Reproduce every entry below precisely; do not include the pictures.
---+---
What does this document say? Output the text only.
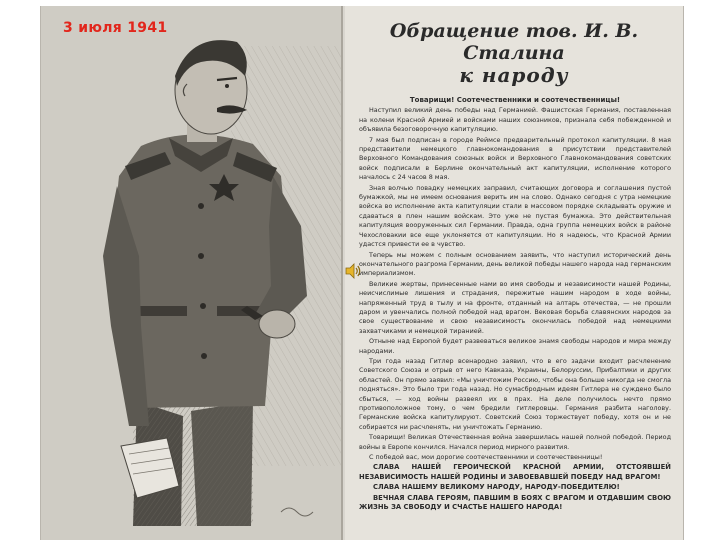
3 июля 1941	Обращение тов. И. В. Сталина
к народу

Товарищи! Соотечественники и соотечественницы!

Наступил великий день победы над Германией. Фашистская Германия, поставленная на колени Красной Армией и войсками наших союзников, признала себя побежденной и объявила безоговорочную капитуляцию.

7 мая был подписан в городе Реймсе предварительный протокол капитуляции. 8 мая представители немецкого главнокомандования в присутствии представителей Верховного Командования союзных войск и Верховного Главнокомандования советских войск подписали в Берлине окончательный акт капитуляции, исполнение которого началось с 24 часов 8 мая.

Зная волчью повадку немецких заправил, считающих договора и соглашения пустой бумажкой, мы не имеем основания верить им на слово. Однако сегодня с утра немецкие войска во исполнение акта капитуляции стали в массовом порядке складывать оружие и сдаваться в плен нашим войскам. Это уже не пустая бумажка. Это действительная капитуляция вооруженных сил Германии. Правда, одна группа немецких войск в районе Чехословакии все еще уклоняется от капитуляции. Но я надеюсь, что Красной Армии удастся привести ее в чувство.

Теперь мы можем с полным основанием заявить, что наступил исторический день окончательного разгрома Германии, день великой победы нашего народа над германским империализмом.

Великие жертвы, принесенные нами во имя свободы и независимости нашей Родины, неисчислимые лишения и страдания, пережитые нашим народом в ходе войны, напряженный труд в тылу и на фронте, отданный на алтарь отечества, — не прошли даром и увенчались полной победой над врагом. Вековая борьба славянских народов за свое существование и свою независимость окончилась победой над немецкими захватчиками и немецкой тиранией.

Отныне над Европой будет развеваться великое знамя свободы народов и мира между народами.

Три года назад Гитлер всенародно заявил, что в его задачи входит расчленение Советского Союза и отрыв от него Кавказа, Украины, Белоруссии, Прибалтики и других областей. Он прямо заявил: «Мы уничтожим Россию, чтобы она больше никогда не смогла подняться». Это было три года назад. Но сумасбродным идеям Гитлера не суждено было сбыться, — ход войны развеял их в прах. На деле получилось нечто прямо противоположное тому, о чем бредили гитлеровцы. Германия разбита наголову. Германские войска капитулируют. Советский Союз торжествует победу, хотя он и не собирается ни расчленять, ни уничтожать Германию.

Товарищи! Великая Отечественная война завершилась нашей полной победой. Период войны в Европе кончился. Начался период мирного развития.

С победой вас, мои дорогие соотечественники и соотечественницы!

СЛАВА НАШЕЙ ГЕРОИЧЕСКОЙ КРАСНОЙ АРМИИ, ОТСТОЯВШЕЙ НЕЗАВИСИМОСТЬ НАШЕЙ РОДИНЫ И ЗАВОЕВАВШЕЙ ПОБЕДУ НАД ВРАГОМ!

СЛАВА НАШЕМУ ВЕЛИКОМУ НАРОДУ, НАРОДУ-ПОБЕДИТЕЛЮ!

ВЕЧНАЯ СЛАВА ГЕРОЯМ, ПАВШИМ В БОЯХ С ВРАГОМ И ОТДАВШИМ СВОЮ ЖИЗНЬ ЗА СВОБОДУ И СЧАСТЬЕ НАШЕГО НАРОДА!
---+---
Solution for this problem
What does this document say? Output the text only.
3 июля 1941	Обращение тов. И. В. Сталина
к народу

Товарищи! Соотечественники и соотечественницы!

Наступил великий день победы над Германией. Фашистская Германия, поставленная на колени Красной Армией и войсками наших союзников, признала себя побежденной и объявила безоговорочную капитуляцию.

7 мая был подписан в городе Реймсе предварительный протокол капитуляции. 8 мая представители немецкого главнокомандования в присутствии представителей Верховного Командования союзных войск и Верховного Главнокомандования советских войск подписали в Берлине окончательный акт капитуляции, исполнение которого началось с 24 часов 8 мая.

Зная волчью повадку немецких заправил, считающих договора и соглашения пустой бумажкой, мы не имеем основания верить им на слово. Однако сегодня с утра немецкие войска во исполнение акта капитуляции стали в массовом порядке складывать оружие и сдаваться в плен нашим войскам. Это уже не пустая бумажка. Это действительная капитуляция вооруженных сил Германии. Правда, одна группа немецких войск в районе Чехословакии все еще уклоняется от капитуляции. Но я надеюсь, что Красной Армии удастся привести ее в чувство.

Теперь мы можем с полным основанием заявить, что наступил исторический день окончательного разгрома Германии, день великой победы нашего народа над германским империализмом.

Великие жертвы, принесенные нами во имя свободы и независимости нашей Родины, неисчислимые лишения и страдания, пережитые нашим народом в ходе войны, напряженный труд в тылу и на фронте, отданный на алтарь отечества, — не прошли даром и увенчались полной победой над врагом. Вековая борьба славянских народов за свое существование и свою независимость окончилась победой над немецкими захватчиками и немецкой тиранией.

Отныне над Европой будет развеваться великое знамя свободы народов и мира между народами.

Три года назад Гитлер всенародно заявил, что в его задачи входит расчленение Советского Союза и отрыв от него Кавказа, Украины, Белоруссии, Прибалтики и других областей. Он прямо заявил: «Мы уничтожим Россию, чтобы она больше никогда не смогла подняться». Это было три года назад. Но сумасбродным идеям Гитлера не суждено было сбыться, — ход войны развеял их в прах. На деле получилось нечто прямо противоположное тому, о чем бредили гитлеровцы. Германия разбита наголову. Германские войска капитулируют. Советский Союз торжествует победу, хотя он и не собирается ни расчленять, ни уничтожать Германию.

Товарищи! Великая Отечественная война завершилась нашей полной победой. Период войны в Европе кончился. Начался период мирного развития.

С победой вас, мои дорогие соотечественники и соотечественницы!

СЛАВА НАШЕЙ ГЕРОИЧЕСКОЙ КРАСНОЙ АРМИИ, ОТСТОЯВШЕЙ НЕЗАВИСИМОСТЬ НАШЕЙ РОДИНЫ И ЗАВОЕВАВШЕЙ ПОБЕДУ НАД ВРАГОМ!

СЛАВА НАШЕМУ ВЕЛИКОМУ НАРОДУ, НАРОДУ-ПОБЕДИТЕЛЮ!

ВЕЧНАЯ СЛАВА ГЕРОЯМ, ПАВШИМ В БОЯХ С ВРАГОМ И ОТДАВШИМ СВОЮ ЖИЗНЬ ЗА СВОБОДУ И СЧАСТЬЕ НАШЕГО НАРОДА!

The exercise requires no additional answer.